Read through the entries below and return each line with the word "this".
START DATASET
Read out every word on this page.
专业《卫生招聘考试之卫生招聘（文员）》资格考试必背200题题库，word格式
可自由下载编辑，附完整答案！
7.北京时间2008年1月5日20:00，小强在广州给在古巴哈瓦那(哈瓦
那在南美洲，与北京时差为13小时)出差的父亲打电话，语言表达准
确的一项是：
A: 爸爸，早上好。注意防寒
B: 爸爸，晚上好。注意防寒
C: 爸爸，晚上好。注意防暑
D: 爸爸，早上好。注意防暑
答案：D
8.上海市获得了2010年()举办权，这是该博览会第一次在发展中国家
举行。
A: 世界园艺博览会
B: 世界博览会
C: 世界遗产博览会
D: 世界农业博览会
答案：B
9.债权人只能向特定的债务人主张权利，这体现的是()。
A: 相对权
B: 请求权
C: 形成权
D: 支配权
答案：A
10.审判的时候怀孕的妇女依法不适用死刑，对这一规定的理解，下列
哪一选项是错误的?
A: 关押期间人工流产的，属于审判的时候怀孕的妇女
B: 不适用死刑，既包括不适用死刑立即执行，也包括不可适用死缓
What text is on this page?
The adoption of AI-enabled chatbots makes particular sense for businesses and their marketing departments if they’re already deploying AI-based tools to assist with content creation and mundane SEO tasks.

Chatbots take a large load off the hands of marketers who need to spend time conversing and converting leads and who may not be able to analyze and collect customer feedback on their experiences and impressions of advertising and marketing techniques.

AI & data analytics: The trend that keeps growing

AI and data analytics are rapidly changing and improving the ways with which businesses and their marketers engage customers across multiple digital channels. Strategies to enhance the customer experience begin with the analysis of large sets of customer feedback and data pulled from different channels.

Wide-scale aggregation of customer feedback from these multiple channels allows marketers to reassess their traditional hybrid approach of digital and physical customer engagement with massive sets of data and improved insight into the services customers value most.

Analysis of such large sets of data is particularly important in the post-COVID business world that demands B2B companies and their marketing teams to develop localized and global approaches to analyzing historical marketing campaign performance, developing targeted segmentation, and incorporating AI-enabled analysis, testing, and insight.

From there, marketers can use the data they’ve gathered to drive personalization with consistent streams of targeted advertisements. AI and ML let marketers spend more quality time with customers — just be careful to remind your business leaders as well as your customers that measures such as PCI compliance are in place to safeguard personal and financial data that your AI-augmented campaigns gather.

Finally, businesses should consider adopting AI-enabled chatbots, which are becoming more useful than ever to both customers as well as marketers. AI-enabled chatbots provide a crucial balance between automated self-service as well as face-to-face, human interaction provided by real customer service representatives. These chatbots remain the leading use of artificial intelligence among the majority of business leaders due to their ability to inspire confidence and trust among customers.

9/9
END DATASET
#### EXPECTED ANSWER:
Read out every word on this page.
What text is on this page?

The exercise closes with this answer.